--- Given instruction ---
Retype all the entries word for word, but omit the pictures.

• • •

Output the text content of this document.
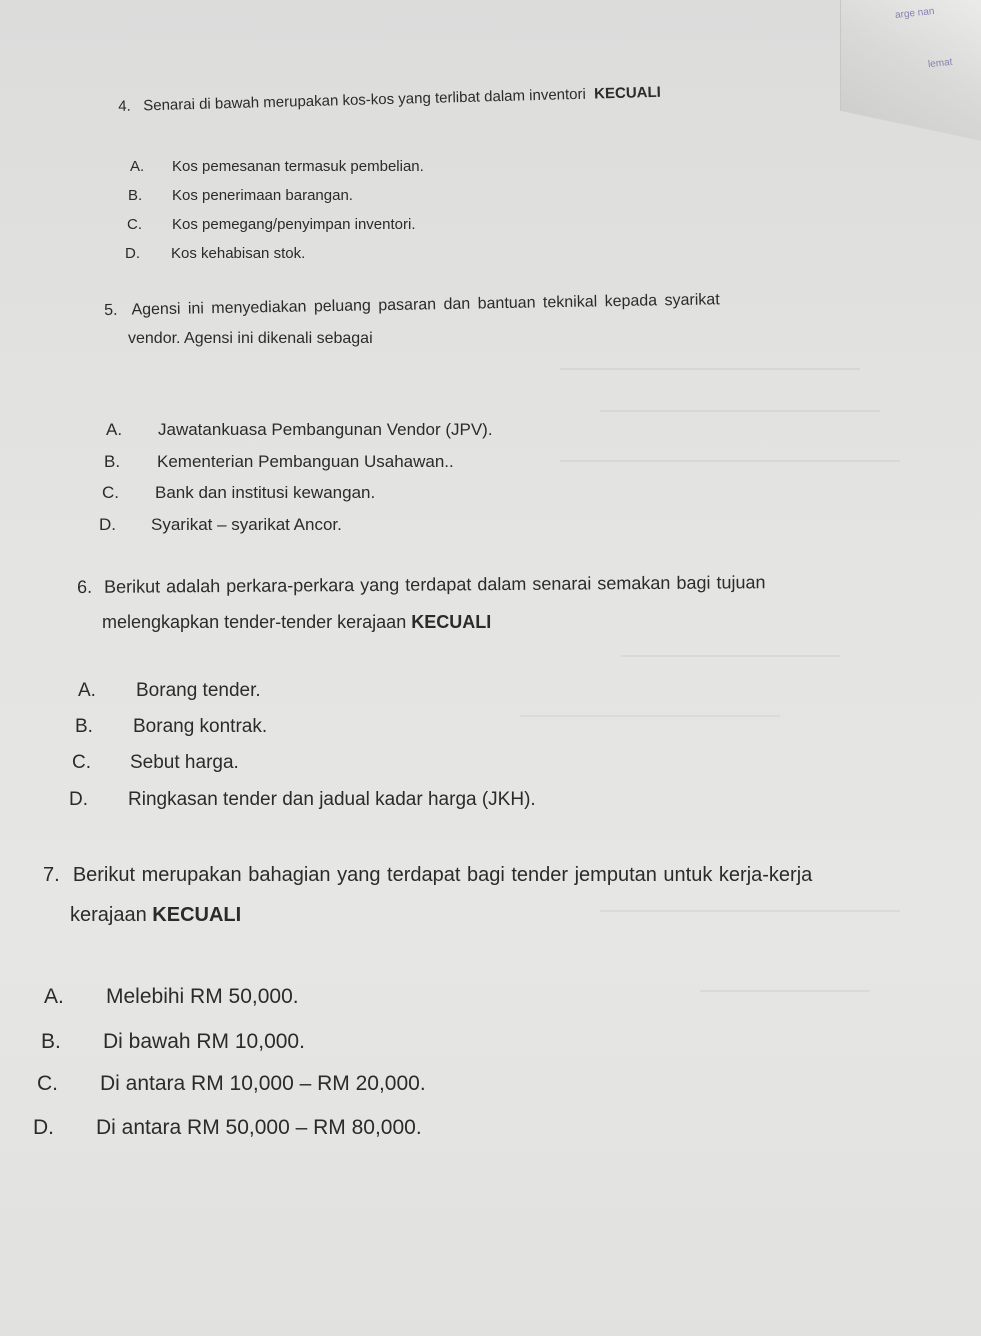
arge nan
lemat
4. Senarai di bawah merupakan kos-kos yang terlibat dalam inventori KECUALI
A. Kos pemesanan termasuk pembelian.
B. Kos penerimaan barangan.
C. Kos pemegang/penyimpan inventori.
D. Kos kehabisan stok.
5. Agensi ini menyediakan peluang pasaran dan bantuan teknikal kepada syarikat
vendor. Agensi ini dikenali sebagai
A. Jawatankuasa Pembangunan Vendor (JPV).
B. Kementerian Pembanguan Usahawan..
C. Bank dan institusi kewangan.
D. Syarikat – syarikat Ancor.
6. Berikut adalah perkara-perkara yang terdapat dalam senarai semakan bagi tujuan
melengkapkan tender-tender kerajaan KECUALI
A. Borang tender.
B. Borang kontrak.
C. Sebut harga.
D. Ringkasan tender dan jadual kadar harga (JKH).
7. Berikut merupakan bahagian yang terdapat bagi tender jemputan untuk kerja-kerja
kerajaan KECUALI
A. Melebihi RM 50,000.
B. Di bawah RM 10,000.
C. Di antara RM 10,000 – RM 20,000.
D. Di antara RM 50,000 – RM 80,000.
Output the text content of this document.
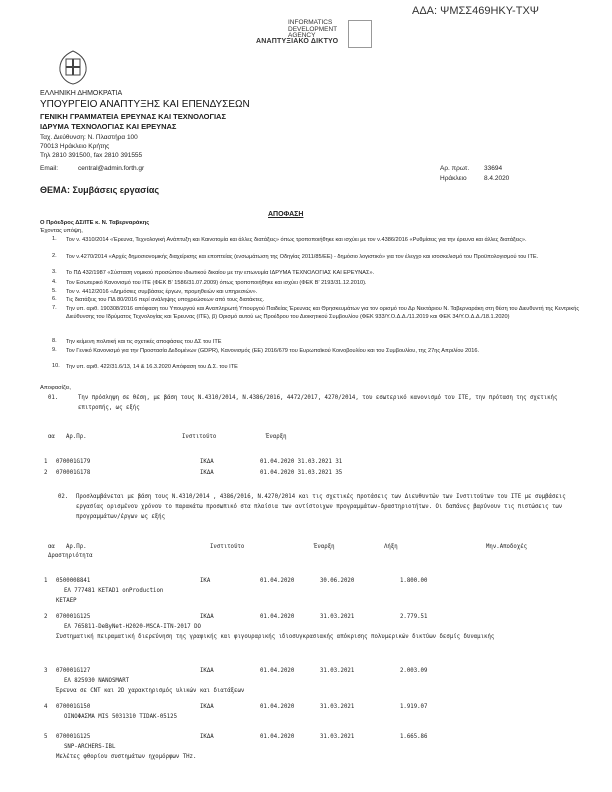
ΑΔΑ: ΨΜΣΣ469ΗΚΥ-ΤΧΨ
INFORMATICS
DEVELOPMENT
AGENCY
ΑΝΑΠΤΥΞΙΑΚΟ ΔΙΚΤΥΟ
ΕΛΛΗΝΙΚΗ ΔΗΜΟΚΡΑΤΙΑ
ΥΠΟΥΡΓΕΙΟ ΑΝΑΠΤΥΞΗΣ ΚΑΙ ΕΠΕΝΔΥΣΕΩΝ
ΓΕΝΙΚΗ ΓΡΑΜΜΑΤΕΙΑ ΕΡΕΥΝΑΣ ΚΑΙ ΤΕΧΝΟΛΟΓΙΑΣ
ΙΔΡΥΜΑ ΤΕΧΝΟΛΟΓΙΑΣ ΚΑΙ ΕΡΕΥΝΑΣ
Ταχ. Διεύθυνση: Ν. Πλαστήρα 100
70013 Ηράκλειο Κρήτης
Τηλ 2810 391500, fax 2810 391555
Email:	central@admin.forth.gr	Αρ. πρωτ. 33694
Ηράκλειο	8.4.2020
ΘΕΜΑ: Συμβάσεις εργασίας
ΑΠΟΦΑΣΗ
Ο Πρόεδρος ΔΣ/ΙΤΕ κ. Ν. Ταβερναράκης
Έχοντας υπόψη,
1. Τον ν. 4310/2014 «Έρευνα, Τεχνολογική Ανάπτυξη και Καινοτομία και άλλες διατάξεις» όπως τροποποιήθηκε και ισχύει με τον ν.4386/2016 «Ρυθμίσεις για την έρευνα και άλλες διατάξεις».
2. Τον ν.4270/2014 «Αρχές δημοσιονομικής διαχείρισης και εποπτείας (ενσωμάτωση της Οδηγίας 2011/85/ΕΕ) - δημόσιο λογιστικό» για τον έλεγχο και ισοσκελισμό του Προϋπολογισμού του ΙΤΕ.
3. Το ΠΔ 432/1987 «Σύσταση νομικού προσώπου ιδιωτικού δικαίου με την επωνυμία ΙΔΡΥΜΑ ΤΕΧΝΟΛΟΓΙΑΣ ΚΑΙ ΕΡΕΥΝΑΣ».
4. Τον Εσωτερικό Κανονισμό του ΙΤΕ (ΦΕΚ Β' 1586/31.07.2009) όπως τροποποιήθηκε και ισχύει (ΦΕΚ Β' 2193/31.12.2010).
5. Τον ν. 4412/2016 «Δημόσιες συμβάσεις έργων, προμηθειών και υπηρεσιών».
6. Τις διατάξεις του ΠΔ 80/2016 περί ανάληψης υποχρεώσεων από τους διατάκτες.
7. Την υπ. αριθ. 190308/2016 απόφαση του Υπουργού και Αναπληρωτή Υπουργού Παιδείας Έρευνας και Θρησκευμάτων για τον ορισμό του Δρ Νεκτάριου Ν. Ταβερναράκη στη θέση του Διευθυντή της Κεντρικής Διεύθυνσης του Ιδρύματος Τεχνολογίας και Έρευνας (ΙΤΕ), β) Ορισμό αυτού ως Προέδρου του Διοικητικού Συμβουλίου (ΦΕΚ 933/Υ.Ο.Δ.Δ./11.2019 και ΦΕΚ 34/Υ.Ο.Δ.Δ./18.1.2020)
8. Την κείμενη πολιτική και τις σχετικές αποφάσεις του ΔΣ του ΙΤΕ
9. Τον Γενικό Κανονισμό για την Προστασία Δεδομένων (GDPR), Κανονισμός (ΕΕ) 2016/679 του Ευρωπαϊκού Κοινοβουλίου και του Συμβουλίου, της 27ης Απριλίου 2016.
10. Την υπ. αριθ. 422/31.6/13, 14 & 16.3.2020 Απόφαση του Δ.Σ. του ΙΤΕ
Αποφασίζει,
01.	Την πρόσληψη σε θέση, με βάση τους Ν.4310/2014, Ν.4386/2016, 4472/2017, 4270/2014, του εσωτερικό κανονισμό του ΙΤΕ, την πρόταση της σχετικής επιτροπής, ως εξής
αα Αρ.Πρ.	Ινστιτούτο	Έναρξη
1 070001G179	ΙΚΔΑ	01.04.2020 31.03.2021 31
2 070001G178	ΙΚΔΑ	01.04.2020 31.03.2021 35
02. Προσλαμβάνεται με βάση τους Ν.4310/2014 , 4386/2016, Ν.4270/2014 και τις σχετικές προτάσεις των Διευθυντών των Ινστιτούτων του ΙΤΕ με συμβάσεις εργασίας ορισμένου χρόνου το παρακάτω προσωπικό στα πλαίσια των αντίστοιχων προγραμμάτων-δραστηριοτήτων. Οι δαπάνες βαρύνουν τις πιστώσεις των προγραμμάτων/έργων ως εξής
αα Αρ.Πρ.	Ινστιτούτο	Έναρξη	Λήξη	Μην.Αποδοχές
Δραστηριότητα
1 0500008841	ΙΚΑ	01.04.2020	30.06.2020	1.800.00
ΕΛ 777481 KETAD1 onProduction
KETAEP
2 070001G125	ΙΚΔΑ	01.04.2020	31.03.2021	2.779.51
ΕΛ 765811-DeByNet-H2020-MSCA-ITN-2017 DO
Συστηματική πειραματική διερεύνηση της γραφικής και φιγουραρικής ιδιοσυγκρασιακής απόκρισης πολυμερικών δικτύων δεσμίς δυναμικής
3 070001G127	ΙΚΔΑ	01.04.2020	31.03.2021	2.003.09
ΕΛ 825930 NANOSMART
Έρευνα σε CNT και 2D χαρακτηρισμός υλικών και διατάξεων
4 070001G150	ΙΚΔΑ	01.04.2020	31.03.2021	1.919.07
ΟΙΝΟΦΑΣΜΑ ΜΙS 5031310 TIDAK-05125
5 070001G125	ΙΚΔΑ	01.04.2020	31.03.2021	1.665.86
SNP-ARCHERS-IBL
Μελέτες φθορίου συστημάτων ηχομόρφων ΤΗz.
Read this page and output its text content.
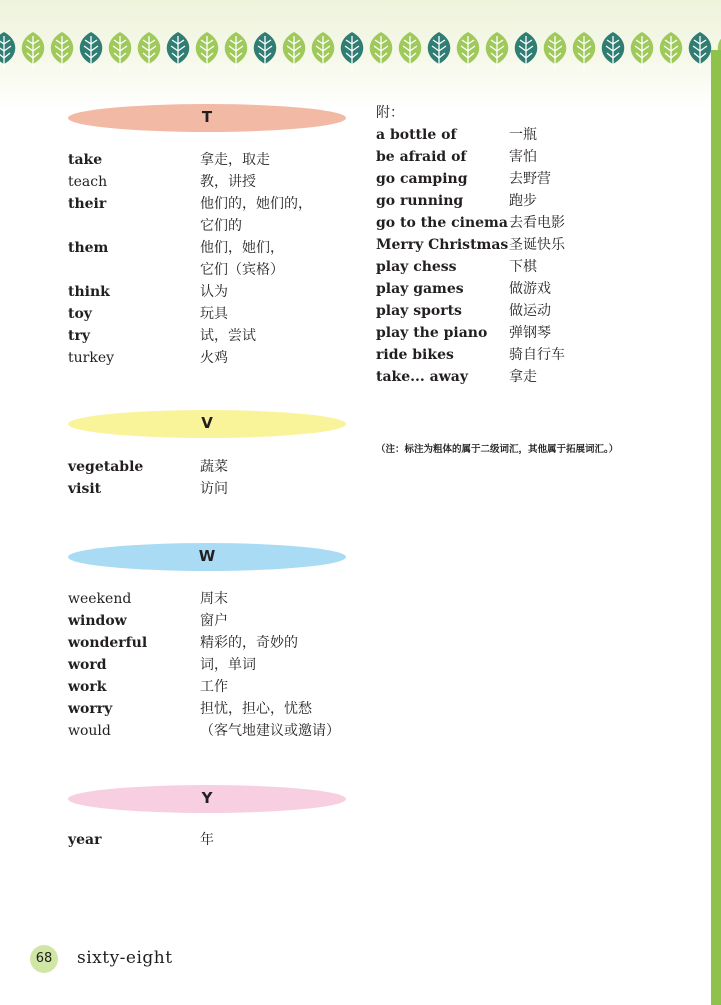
T
take	拿走，取走
teach	教，讲授
their	他们的，她们的，
它们的
them	他们，她们，
它们（宾格）
think	认为
toy	玩具
try	试，尝试
turkey	火鸡
V
vegetable	蔬菜
visit	访问
W
weekend	周末
window	窗户
wonderful	精彩的，奇妙的
word	词，单词
work	工作
worry	担忧，担心，忧愁
would	（客气地建议或邀请）
Y
year	年
附：
a bottle of	一瓶
be afraid of	害怕
go camping	去野营
go running	跑步
go to the cinema 去看电影
Merry Christmas 圣诞快乐
play chess	下棋
play games	做游戏
play sports	做运动
play the piano 弹钢琴
ride bikes	骑自行车
take... away	拿走
（注：标注为粗体的属于二级词汇，其他属于拓展词汇。）
68	sixty-eight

• • •

--- The answer ---
Output the text content of this document.
arge nan
lemat
4. Senarai di bawah merupakan kos-kos yang terlibat dalam inventori KECUALI
A. Kos pemesanan termasuk pembelian.
B. Kos penerimaan barangan.
C. Kos pemegang/penyimpan inventori.
D. Kos kehabisan stok.
5. Agensi ini menyediakan peluang pasaran dan bantuan teknikal kepada syarikat
vendor. Agensi ini dikenali sebagai
A. Jawatankuasa Pembangunan Vendor (JPV).
B. Kementerian Pembanguan Usahawan..
C. Bank dan institusi kewangan.
D. Syarikat – syarikat Ancor.
6. Berikut adalah perkara-perkara yang terdapat dalam senarai semakan bagi tujuan
melengkapkan tender-tender kerajaan KECUALI
A. Borang tender.
B. Borang kontrak.
C. Sebut harga.
D. Ringkasan tender dan jadual kadar harga (JKH).
7. Berikut merupakan bahagian yang terdapat bagi tender jemputan untuk kerja-kerja
kerajaan KECUALI
A. Melebihi RM 50,000.
B. Di bawah RM 10,000.
C. Di antara RM 10,000 – RM 20,000.
D. Di antara RM 50,000 – RM 80,000.
Output the text content of this document.
ΑΔΑ: ΨΜΣΣ469ΗΚΥ-ΤΧΨ
INFORMATICS
DEVELOPMENT
AGENCY
ΑΝΑΠΤΥΞΙΑΚΟ ΔΙΚΤΥΟ
ΕΛΛΗΝΙΚΗ ΔΗΜΟΚΡΑΤΙΑ
ΥΠΟΥΡΓΕΙΟ ΑΝΑΠΤΥΞΗΣ ΚΑΙ ΕΠΕΝΔΥΣΕΩΝ
ΓΕΝΙΚΗ ΓΡΑΜΜΑΤΕΙΑ ΕΡΕΥΝΑΣ ΚΑΙ ΤΕΧΝΟΛΟΓΙΑΣ
ΙΔΡΥΜΑ ΤΕΧΝΟΛΟΓΙΑΣ ΚΑΙ ΕΡΕΥΝΑΣ
Ταχ. Διεύθυνση: Ν. Πλαστήρα 100
70013 Ηράκλειο Κρήτης
Τηλ 2810 391500, fax 2810 391555
Email:	central@admin.forth.gr	Αρ. πρωτ. 33694
Ηράκλειο	8.4.2020
ΘΕΜΑ: Συμβάσεις εργασίας
ΑΠΟΦΑΣΗ
Ο Πρόεδρος ΔΣ/ΙΤΕ κ. Ν. Ταβερναράκης
Έχοντας υπόψη,
1. Τον ν. 4310/2014 «Έρευνα, Τεχνολογική Ανάπτυξη και Καινοτομία και άλλες διατάξεις» όπως τροποποιήθηκε και ισχύει με τον ν.4386/2016 «Ρυθμίσεις για την έρευνα και άλλες διατάξεις».
2. Τον ν.4270/2014 «Αρχές δημοσιονομικής διαχείρισης και εποπτείας (ενσωμάτωση της Οδηγίας 2011/85/ΕΕ) - δημόσιο λογιστικό» για τον έλεγχο και ισοσκελισμό του Προϋπολογισμού του ΙΤΕ.
3. Το ΠΔ 432/1987 «Σύσταση νομικού προσώπου ιδιωτικού δικαίου με την επωνυμία ΙΔΡΥΜΑ ΤΕΧΝΟΛΟΓΙΑΣ ΚΑΙ ΕΡΕΥΝΑΣ».
4. Τον Εσωτερικό Κανονισμό του ΙΤΕ (ΦΕΚ Β' 1586/31.07.2009) όπως τροποποιήθηκε και ισχύει (ΦΕΚ Β' 2193/31.12.2010).
5. Τον ν. 4412/2016 «Δημόσιες συμβάσεις έργων, προμηθειών και υπηρεσιών».
6. Τις διατάξεις του ΠΔ 80/2016 περί ανάληψης υποχρεώσεων από τους διατάκτες.
7. Την υπ. αριθ. 190308/2016 απόφαση του Υπουργού και Αναπληρωτή Υπουργού Παιδείας Έρευνας και Θρησκευμάτων για τον ορισμό του Δρ Νεκτάριου Ν. Ταβερναράκη στη θέση του Διευθυντή της Κεντρικής Διεύθυνσης του Ιδρύματος Τεχνολογίας και Έρευνας (ΙΤΕ), β) Ορισμό αυτού ως Προέδρου του Διοικητικού Συμβουλίου (ΦΕΚ 933/Υ.Ο.Δ.Δ./11.2019 και ΦΕΚ 34/Υ.Ο.Δ.Δ./18.1.2020)
8. Την κείμενη πολιτική και τις σχετικές αποφάσεις του ΔΣ του ΙΤΕ
9. Τον Γενικό Κανονισμό για την Προστασία Δεδομένων (GDPR), Κανονισμός (ΕΕ) 2016/679 του Ευρωπαϊκού Κοινοβουλίου και του Συμβουλίου, της 27ης Απριλίου 2016.
10. Την υπ. αριθ. 422/31.6/13, 14 & 16.3.2020 Απόφαση του Δ.Σ. του ΙΤΕ
Αποφασίζει,
01.	Την πρόσληψη σε θέση, με βάση τους Ν.4310/2014, Ν.4386/2016, 4472/2017, 4270/2014, του εσωτερικό κανονισμό του ΙΤΕ, την πρόταση της σχετικής επιτροπής, ως εξής
αα Αρ.Πρ.	Ινστιτούτο	Έναρξη
1 070001G179	ΙΚΔΑ	01.04.2020 31.03.2021 31
2 070001G178	ΙΚΔΑ	01.04.2020 31.03.2021 35
02. Προσλαμβάνεται με βάση τους Ν.4310/2014 , 4386/2016, Ν.4270/2014 και τις σχετικές προτάσεις των Διευθυντών των Ινστιτούτων του ΙΤΕ με συμβάσεις εργασίας ορισμένου χρόνου το παρακάτω προσωπικό στα πλαίσια των αντίστοιχων προγραμμάτων-δραστηριοτήτων. Οι δαπάνες βαρύνουν τις πιστώσεις των προγραμμάτων/έργων ως εξής
αα Αρ.Πρ.	Ινστιτούτο	Έναρξη	Λήξη	Μην.Αποδοχές
Δραστηριότητα
1 0500008841	ΙΚΑ	01.04.2020	30.06.2020	1.800.00
ΕΛ 777481 KETAD1 onProduction
KETAEP
2 070001G125	ΙΚΔΑ	01.04.2020	31.03.2021	2.779.51
ΕΛ 765811-DeByNet-H2020-MSCA-ITN-2017 DO
Συστηματική πειραματική διερεύνηση της γραφικής και φιγουραρικής ιδιοσυγκρασιακής απόκρισης πολυμερικών δικτύων δεσμίς δυναμικής
3 070001G127	ΙΚΔΑ	01.04.2020	31.03.2021	2.003.09
ΕΛ 825930 NANOSMART
Έρευνα σε CNT και 2D χαρακτηρισμός υλικών και διατάξεων
4 070001G150	ΙΚΔΑ	01.04.2020	31.03.2021	1.919.07
ΟΙΝΟΦΑΣΜΑ ΜΙS 5031310 TIDAK-05125
5 070001G125	ΙΚΔΑ	01.04.2020	31.03.2021	1.665.86
SNP-ARCHERS-IBL
Μελέτες φθορίου συστημάτων ηχομόρφων ΤΗz.
Read this page and output its text content.
T
take	拿走，取走
teach	教，讲授
their	他们的，她们的，
它们的
them	他们，她们，
它们（宾格）
think	认为
toy	玩具
try	试，尝试
turkey	火鸡
V
vegetable	蔬菜
visit	访问
W
weekend	周末
window	窗户
wonderful	精彩的，奇妙的
word	词，单词
work	工作
worry	担忧，担心，忧愁
would	（客气地建议或邀请）
Y
year	年
附：
a bottle of	一瓶
be afraid of	害怕
go camping	去野营
go running	跑步
go to the cinema 去看电影
Merry Christmas 圣诞快乐
play chess	下棋
play games	做游戏
play sports	做运动
play the piano 弹钢琴
ride bikes	骑自行车
take... away	拿走
（注：标注为粗体的属于二级词汇，其他属于拓展词汇。）
68	sixty-eight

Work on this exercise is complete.